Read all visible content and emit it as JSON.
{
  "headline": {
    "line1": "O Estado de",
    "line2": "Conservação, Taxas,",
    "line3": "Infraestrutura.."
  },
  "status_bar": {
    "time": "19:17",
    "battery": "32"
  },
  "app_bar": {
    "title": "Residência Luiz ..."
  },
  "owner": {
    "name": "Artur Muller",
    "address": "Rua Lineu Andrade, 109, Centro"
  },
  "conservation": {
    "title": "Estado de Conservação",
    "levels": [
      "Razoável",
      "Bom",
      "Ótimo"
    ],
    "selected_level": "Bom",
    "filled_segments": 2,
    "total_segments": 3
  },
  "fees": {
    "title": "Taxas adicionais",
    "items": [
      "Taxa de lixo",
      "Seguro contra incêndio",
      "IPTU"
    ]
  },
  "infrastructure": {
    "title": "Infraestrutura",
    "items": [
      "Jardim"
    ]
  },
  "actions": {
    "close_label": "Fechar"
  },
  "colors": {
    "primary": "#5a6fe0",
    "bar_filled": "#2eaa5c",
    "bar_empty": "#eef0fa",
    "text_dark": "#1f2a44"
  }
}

::::::

◆ **What the task requires**
Among the entries above, how many lines hold the word "Estado"? Reply with only that number.

◆ **Solution for this problem**
2